_WHAT THE TASK ASKS_. Reproduce only the lines that run from the line with "Transcribe the text in this document." to the last line of the material, both ends included, exactly as they appear.

_DATA RECORDS_.
● ● ●
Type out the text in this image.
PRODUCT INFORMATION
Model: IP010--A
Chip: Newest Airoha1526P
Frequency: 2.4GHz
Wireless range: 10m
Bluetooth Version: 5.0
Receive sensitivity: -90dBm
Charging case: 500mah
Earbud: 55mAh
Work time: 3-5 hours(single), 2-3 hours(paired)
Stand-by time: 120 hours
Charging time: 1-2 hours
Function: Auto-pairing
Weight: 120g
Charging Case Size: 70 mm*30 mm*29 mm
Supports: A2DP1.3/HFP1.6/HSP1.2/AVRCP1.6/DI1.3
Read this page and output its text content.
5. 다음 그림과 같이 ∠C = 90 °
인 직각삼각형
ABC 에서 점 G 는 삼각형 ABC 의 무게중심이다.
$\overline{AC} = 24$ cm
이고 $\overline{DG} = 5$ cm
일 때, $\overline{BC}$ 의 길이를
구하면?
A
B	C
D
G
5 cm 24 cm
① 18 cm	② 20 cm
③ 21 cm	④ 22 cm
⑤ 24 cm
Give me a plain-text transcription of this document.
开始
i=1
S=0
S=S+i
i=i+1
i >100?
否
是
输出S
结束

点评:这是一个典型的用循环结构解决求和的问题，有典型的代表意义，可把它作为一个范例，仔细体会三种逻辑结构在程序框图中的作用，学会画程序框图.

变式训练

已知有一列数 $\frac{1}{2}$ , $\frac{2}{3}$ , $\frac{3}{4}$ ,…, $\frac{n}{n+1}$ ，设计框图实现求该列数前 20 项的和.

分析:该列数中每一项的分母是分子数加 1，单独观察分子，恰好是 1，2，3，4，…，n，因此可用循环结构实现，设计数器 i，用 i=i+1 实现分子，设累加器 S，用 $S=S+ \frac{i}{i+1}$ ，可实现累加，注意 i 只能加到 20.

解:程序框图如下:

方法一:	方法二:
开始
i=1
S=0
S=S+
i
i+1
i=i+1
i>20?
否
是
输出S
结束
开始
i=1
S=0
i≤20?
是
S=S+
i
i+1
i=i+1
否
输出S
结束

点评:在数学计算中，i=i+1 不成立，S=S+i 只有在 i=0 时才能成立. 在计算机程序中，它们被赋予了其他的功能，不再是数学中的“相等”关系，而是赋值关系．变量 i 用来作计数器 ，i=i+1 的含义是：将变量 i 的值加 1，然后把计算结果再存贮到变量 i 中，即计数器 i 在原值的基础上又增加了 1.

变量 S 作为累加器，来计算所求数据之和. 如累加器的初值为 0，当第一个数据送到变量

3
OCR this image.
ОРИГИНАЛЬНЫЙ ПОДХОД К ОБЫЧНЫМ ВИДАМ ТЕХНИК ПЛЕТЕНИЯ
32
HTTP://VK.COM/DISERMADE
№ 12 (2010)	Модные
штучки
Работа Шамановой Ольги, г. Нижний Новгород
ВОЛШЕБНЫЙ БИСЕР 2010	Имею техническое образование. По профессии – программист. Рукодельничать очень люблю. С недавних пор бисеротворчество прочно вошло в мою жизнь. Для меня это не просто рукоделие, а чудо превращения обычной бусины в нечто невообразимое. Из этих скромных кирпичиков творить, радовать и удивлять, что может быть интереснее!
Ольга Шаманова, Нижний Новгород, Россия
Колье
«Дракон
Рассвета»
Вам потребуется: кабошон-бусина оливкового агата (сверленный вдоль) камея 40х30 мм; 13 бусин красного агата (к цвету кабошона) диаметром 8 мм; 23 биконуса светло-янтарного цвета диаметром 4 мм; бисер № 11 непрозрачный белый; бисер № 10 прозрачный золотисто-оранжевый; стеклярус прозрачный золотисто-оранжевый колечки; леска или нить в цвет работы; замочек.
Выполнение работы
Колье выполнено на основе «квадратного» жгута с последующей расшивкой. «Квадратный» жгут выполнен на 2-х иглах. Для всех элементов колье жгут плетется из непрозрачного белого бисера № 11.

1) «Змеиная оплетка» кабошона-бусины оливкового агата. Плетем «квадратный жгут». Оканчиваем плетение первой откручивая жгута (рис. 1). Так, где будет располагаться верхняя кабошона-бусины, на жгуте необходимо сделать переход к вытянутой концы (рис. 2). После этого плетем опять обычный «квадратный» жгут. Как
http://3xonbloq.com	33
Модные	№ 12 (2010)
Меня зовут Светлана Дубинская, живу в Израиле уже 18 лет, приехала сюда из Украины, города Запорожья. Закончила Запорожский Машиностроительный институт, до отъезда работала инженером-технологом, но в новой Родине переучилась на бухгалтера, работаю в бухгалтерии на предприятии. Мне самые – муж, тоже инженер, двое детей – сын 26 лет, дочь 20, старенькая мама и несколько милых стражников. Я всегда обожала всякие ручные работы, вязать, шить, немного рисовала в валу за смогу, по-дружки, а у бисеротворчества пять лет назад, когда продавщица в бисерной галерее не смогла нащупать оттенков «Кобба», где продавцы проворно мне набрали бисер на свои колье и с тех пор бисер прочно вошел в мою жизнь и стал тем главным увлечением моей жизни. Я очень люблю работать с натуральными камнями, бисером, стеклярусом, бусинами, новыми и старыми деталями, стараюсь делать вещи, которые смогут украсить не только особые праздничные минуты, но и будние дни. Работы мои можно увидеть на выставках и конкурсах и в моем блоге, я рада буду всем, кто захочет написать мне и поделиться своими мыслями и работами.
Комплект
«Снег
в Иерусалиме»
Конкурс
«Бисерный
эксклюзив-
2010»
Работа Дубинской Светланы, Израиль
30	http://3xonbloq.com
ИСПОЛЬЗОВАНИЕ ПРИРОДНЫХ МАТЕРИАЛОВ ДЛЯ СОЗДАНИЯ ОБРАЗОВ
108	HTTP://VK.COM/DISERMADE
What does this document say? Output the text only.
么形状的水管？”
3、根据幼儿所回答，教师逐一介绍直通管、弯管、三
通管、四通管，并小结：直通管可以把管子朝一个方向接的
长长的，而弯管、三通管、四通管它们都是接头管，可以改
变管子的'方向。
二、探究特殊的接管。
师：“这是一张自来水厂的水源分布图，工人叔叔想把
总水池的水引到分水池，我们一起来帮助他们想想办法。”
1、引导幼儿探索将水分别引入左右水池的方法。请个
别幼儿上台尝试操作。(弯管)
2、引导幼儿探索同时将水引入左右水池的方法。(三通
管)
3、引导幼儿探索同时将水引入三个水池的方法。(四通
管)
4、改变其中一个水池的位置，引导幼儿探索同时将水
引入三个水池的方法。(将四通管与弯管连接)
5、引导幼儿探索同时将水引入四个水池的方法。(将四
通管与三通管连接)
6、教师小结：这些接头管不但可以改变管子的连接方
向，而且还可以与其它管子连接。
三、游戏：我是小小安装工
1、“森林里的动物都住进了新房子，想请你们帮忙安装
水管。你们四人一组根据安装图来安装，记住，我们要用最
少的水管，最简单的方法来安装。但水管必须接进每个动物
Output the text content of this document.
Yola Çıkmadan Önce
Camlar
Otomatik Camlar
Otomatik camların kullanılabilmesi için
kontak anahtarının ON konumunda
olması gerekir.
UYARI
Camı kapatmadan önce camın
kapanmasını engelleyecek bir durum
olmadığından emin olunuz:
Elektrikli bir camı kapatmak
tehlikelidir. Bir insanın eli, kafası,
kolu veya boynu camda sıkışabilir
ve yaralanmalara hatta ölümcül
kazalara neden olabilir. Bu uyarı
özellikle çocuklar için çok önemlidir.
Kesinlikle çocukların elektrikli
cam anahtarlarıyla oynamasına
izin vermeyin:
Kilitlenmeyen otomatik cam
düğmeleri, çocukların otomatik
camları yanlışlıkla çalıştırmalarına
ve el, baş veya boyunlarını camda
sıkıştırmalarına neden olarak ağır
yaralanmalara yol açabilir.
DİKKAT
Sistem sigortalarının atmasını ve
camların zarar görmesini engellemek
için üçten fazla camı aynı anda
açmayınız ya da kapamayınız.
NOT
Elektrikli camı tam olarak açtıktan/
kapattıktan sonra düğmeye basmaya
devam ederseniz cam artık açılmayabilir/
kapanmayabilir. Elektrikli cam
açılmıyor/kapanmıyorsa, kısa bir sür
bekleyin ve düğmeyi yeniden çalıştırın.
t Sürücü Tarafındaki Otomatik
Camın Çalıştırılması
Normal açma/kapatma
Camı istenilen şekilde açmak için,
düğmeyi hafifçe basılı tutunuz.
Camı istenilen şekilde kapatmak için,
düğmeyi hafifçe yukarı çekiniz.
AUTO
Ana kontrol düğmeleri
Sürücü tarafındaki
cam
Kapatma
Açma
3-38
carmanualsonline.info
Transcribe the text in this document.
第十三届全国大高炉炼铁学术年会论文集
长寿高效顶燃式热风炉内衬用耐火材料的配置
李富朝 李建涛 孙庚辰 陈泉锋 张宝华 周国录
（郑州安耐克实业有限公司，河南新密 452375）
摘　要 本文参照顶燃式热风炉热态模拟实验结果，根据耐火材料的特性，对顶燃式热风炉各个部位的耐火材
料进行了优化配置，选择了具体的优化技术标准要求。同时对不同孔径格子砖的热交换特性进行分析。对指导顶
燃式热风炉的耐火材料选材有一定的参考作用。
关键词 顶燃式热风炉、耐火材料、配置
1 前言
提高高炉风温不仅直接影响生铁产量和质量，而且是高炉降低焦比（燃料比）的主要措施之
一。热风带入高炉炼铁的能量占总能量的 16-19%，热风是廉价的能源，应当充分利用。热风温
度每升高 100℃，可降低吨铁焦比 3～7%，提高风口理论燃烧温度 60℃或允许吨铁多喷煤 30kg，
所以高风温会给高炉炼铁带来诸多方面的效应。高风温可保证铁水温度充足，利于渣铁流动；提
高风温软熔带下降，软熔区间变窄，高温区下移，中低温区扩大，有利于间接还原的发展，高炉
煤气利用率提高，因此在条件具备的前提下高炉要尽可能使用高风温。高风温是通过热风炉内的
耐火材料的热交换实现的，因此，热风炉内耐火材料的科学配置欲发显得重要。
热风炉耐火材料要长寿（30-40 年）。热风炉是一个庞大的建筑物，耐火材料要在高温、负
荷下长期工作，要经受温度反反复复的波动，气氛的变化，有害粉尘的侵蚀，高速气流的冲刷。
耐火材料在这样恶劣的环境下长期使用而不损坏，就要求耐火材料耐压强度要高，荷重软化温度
● ● ●
_WRITTEN SOLUTION_.
Transcribe the text in this document.
第十三届全国大高炉炼铁学术年会论文集
长寿高效顶燃式热风炉内衬用耐火材料的配置
李富朝 李建涛 孙庚辰 陈泉锋 张宝华 周国录
（郑州安耐克实业有限公司，河南新密 452375）
摘　要 本文参照顶燃式热风炉热态模拟实验结果，根据耐火材料的特性，对顶燃式热风炉各个部位的耐火材
料进行了优化配置，选择了具体的优化技术标准要求。同时对不同孔径格子砖的热交换特性进行分析。对指导顶
燃式热风炉的耐火材料选材有一定的参考作用。
关键词 顶燃式热风炉、耐火材料、配置
1 前言
提高高炉风温不仅直接影响生铁产量和质量，而且是高炉降低焦比（燃料比）的主要措施之
一。热风带入高炉炼铁的能量占总能量的 16-19%，热风是廉价的能源，应当充分利用。热风温
度每升高 100℃，可降低吨铁焦比 3～7%，提高风口理论燃烧温度 60℃或允许吨铁多喷煤 30kg，
所以高风温会给高炉炼铁带来诸多方面的效应。高风温可保证铁水温度充足，利于渣铁流动；提
高风温软熔带下降，软熔区间变窄，高温区下移，中低温区扩大，有利于间接还原的发展，高炉
煤气利用率提高，因此在条件具备的前提下高炉要尽可能使用高风温。高风温是通过热风炉内的
耐火材料的热交换实现的，因此，热风炉内耐火材料的科学配置欲发显得重要。
热风炉耐火材料要长寿（30-40 年）。热风炉是一个庞大的建筑物，耐火材料要在高温、负
荷下长期工作，要经受温度反反复复的波动，气氛的变化，有害粉尘的侵蚀，高速气流的冲刷。
耐火材料在这样恶劣的环境下长期使用而不损坏，就要求耐火材料耐压强度要高，荷重软化温度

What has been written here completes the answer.